Set task — Show all lines from the listing below that contain "para".

Material supplied —
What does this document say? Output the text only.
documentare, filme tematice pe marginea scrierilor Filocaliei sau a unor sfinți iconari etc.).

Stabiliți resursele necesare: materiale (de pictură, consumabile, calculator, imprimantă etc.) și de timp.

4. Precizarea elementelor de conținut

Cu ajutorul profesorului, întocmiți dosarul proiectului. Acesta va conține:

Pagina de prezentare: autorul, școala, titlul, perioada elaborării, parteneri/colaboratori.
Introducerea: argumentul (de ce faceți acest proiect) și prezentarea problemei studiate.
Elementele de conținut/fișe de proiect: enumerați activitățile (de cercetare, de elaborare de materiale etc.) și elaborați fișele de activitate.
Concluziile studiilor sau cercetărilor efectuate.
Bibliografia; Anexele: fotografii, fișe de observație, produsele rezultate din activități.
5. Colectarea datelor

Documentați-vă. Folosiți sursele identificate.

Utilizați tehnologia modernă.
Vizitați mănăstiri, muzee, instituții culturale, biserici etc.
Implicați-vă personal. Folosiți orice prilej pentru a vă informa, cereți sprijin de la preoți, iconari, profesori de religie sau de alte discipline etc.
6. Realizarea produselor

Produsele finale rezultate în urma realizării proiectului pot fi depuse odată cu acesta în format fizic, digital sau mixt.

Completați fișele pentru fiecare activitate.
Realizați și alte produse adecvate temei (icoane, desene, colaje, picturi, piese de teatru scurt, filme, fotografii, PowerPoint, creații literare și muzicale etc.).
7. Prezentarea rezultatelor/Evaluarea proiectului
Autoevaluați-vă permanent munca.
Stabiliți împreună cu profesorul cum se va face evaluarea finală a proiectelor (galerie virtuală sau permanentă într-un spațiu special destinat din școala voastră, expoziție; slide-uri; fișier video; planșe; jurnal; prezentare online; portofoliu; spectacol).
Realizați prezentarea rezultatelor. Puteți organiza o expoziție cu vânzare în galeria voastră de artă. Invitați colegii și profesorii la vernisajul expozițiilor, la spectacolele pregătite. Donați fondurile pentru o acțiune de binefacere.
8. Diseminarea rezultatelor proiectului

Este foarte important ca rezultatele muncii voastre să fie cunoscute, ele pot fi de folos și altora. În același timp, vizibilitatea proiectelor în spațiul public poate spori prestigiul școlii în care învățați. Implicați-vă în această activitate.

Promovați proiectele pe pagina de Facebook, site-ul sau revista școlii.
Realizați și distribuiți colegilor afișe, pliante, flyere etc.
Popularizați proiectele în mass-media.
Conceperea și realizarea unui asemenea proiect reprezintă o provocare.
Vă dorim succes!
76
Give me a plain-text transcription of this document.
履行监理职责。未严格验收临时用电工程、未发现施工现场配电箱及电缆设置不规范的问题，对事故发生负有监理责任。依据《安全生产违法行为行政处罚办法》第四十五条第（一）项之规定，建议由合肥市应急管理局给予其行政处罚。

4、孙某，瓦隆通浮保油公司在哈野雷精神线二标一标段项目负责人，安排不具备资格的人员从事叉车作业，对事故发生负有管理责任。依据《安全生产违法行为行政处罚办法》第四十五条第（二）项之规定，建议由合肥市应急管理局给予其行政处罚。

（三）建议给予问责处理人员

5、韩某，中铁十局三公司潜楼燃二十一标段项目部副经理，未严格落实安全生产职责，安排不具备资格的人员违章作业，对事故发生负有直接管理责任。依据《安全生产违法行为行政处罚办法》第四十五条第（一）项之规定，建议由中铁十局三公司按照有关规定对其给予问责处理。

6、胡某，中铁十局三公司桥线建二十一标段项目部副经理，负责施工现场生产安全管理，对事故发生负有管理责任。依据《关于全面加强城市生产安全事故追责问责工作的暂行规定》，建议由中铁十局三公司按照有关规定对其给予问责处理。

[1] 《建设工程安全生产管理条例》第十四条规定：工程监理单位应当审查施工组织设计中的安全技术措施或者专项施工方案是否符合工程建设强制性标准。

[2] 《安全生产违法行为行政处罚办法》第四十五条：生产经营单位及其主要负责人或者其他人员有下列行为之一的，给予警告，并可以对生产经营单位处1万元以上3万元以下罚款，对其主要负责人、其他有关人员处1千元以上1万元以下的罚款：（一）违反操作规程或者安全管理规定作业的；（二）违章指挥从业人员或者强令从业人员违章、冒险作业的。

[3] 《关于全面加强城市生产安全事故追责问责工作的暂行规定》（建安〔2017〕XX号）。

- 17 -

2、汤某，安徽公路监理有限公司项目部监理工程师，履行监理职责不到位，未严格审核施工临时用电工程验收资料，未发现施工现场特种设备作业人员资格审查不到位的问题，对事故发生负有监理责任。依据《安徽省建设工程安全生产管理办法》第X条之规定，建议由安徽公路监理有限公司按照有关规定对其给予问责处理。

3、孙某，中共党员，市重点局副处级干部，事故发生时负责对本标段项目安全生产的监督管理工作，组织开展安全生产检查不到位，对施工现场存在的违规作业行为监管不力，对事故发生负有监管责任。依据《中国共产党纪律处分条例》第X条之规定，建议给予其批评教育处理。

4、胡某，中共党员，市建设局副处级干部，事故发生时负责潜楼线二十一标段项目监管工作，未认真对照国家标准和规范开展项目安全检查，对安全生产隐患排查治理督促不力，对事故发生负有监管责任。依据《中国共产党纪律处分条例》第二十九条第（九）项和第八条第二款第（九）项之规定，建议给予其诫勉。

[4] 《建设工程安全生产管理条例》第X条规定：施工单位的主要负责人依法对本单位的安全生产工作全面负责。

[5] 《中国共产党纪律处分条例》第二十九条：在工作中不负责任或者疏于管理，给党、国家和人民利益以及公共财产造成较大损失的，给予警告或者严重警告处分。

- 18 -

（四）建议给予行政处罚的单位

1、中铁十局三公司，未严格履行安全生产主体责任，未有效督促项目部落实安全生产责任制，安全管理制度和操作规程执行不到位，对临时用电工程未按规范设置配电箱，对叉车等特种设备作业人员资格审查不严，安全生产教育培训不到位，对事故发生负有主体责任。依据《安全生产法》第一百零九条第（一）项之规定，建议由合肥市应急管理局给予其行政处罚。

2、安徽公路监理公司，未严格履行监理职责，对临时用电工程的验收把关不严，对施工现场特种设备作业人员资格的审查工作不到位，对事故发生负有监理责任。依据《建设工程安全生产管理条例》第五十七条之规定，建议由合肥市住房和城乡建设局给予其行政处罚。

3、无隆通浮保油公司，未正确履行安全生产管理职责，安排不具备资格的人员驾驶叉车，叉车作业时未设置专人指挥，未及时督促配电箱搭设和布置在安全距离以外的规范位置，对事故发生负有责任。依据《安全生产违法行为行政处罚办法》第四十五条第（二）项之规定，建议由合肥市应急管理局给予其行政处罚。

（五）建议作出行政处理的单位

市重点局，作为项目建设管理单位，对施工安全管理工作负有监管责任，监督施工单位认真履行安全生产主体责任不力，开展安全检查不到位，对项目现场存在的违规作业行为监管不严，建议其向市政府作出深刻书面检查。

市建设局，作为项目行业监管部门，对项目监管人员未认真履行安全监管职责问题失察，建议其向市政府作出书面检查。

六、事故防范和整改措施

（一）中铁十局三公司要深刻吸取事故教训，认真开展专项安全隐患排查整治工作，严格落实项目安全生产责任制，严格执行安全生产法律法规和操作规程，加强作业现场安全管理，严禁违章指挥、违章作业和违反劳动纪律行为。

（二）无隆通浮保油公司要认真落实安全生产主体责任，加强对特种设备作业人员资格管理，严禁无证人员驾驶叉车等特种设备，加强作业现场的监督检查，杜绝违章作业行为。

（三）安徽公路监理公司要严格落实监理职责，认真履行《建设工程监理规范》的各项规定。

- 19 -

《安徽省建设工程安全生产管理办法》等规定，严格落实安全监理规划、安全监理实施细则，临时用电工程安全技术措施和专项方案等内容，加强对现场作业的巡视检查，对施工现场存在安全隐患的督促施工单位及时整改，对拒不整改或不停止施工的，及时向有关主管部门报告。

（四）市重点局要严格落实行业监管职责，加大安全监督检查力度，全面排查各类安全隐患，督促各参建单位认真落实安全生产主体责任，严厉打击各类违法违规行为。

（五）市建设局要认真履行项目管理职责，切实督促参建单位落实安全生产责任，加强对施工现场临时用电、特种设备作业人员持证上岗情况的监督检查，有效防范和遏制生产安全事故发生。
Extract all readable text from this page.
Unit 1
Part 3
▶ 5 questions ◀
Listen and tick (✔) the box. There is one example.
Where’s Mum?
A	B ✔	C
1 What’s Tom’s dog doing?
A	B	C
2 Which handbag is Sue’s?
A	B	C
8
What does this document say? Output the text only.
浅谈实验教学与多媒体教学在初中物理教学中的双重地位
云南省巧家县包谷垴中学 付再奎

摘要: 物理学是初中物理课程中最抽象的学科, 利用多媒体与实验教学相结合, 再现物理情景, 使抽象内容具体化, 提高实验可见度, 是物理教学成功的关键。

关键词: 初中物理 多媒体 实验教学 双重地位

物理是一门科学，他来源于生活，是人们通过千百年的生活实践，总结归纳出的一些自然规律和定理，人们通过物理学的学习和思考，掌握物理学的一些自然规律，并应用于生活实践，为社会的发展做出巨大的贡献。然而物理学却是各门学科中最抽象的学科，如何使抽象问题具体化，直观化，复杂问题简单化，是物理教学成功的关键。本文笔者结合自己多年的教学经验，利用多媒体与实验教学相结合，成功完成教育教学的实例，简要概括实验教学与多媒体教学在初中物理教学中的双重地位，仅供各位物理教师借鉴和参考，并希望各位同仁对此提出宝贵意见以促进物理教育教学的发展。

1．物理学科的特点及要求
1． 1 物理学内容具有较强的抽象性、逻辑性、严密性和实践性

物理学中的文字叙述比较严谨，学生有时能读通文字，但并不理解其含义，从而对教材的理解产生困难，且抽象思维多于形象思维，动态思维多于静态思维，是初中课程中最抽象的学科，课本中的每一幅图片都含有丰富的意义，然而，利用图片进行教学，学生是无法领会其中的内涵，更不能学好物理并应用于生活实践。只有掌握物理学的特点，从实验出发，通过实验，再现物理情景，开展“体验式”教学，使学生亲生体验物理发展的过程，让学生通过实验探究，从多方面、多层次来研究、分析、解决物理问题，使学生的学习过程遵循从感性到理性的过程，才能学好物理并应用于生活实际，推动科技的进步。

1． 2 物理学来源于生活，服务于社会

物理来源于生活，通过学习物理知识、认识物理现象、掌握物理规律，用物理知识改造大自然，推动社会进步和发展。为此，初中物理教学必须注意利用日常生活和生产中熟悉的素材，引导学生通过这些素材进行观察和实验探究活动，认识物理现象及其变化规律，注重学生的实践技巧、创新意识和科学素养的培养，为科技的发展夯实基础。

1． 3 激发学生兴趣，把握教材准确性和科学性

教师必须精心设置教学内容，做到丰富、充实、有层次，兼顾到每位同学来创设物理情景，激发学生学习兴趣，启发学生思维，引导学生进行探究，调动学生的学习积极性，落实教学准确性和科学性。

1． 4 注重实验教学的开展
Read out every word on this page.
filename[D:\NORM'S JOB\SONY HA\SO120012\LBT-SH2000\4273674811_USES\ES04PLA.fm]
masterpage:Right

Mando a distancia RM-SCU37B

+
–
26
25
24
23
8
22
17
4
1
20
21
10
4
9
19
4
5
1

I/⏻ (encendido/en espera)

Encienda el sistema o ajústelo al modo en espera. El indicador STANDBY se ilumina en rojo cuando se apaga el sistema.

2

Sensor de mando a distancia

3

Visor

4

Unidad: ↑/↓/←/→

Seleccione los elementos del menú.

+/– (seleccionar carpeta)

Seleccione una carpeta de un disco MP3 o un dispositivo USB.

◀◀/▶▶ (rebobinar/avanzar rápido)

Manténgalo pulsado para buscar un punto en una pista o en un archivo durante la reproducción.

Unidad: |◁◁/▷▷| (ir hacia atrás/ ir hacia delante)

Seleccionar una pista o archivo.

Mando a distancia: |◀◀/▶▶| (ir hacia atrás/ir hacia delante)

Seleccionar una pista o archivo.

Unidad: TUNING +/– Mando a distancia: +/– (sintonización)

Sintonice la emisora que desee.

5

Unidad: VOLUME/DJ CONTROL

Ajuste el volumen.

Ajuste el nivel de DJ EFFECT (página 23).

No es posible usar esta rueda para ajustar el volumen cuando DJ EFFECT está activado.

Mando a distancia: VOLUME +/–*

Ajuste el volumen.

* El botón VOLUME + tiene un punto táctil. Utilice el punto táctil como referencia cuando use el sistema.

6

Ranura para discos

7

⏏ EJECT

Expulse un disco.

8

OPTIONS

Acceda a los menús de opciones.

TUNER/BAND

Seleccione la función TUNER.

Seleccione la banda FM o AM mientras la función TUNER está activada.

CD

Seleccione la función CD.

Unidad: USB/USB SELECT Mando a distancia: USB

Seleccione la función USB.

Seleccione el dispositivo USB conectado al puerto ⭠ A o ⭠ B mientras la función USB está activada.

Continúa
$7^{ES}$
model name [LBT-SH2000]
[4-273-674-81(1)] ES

Expected answer —
Manténgalo pulsado para buscar un punto en una pista o en un archivo durante la reproducción.
No es posible usar esta rueda para ajustar el volumen cuando DJ EFFECT está activado.
Ranura para discos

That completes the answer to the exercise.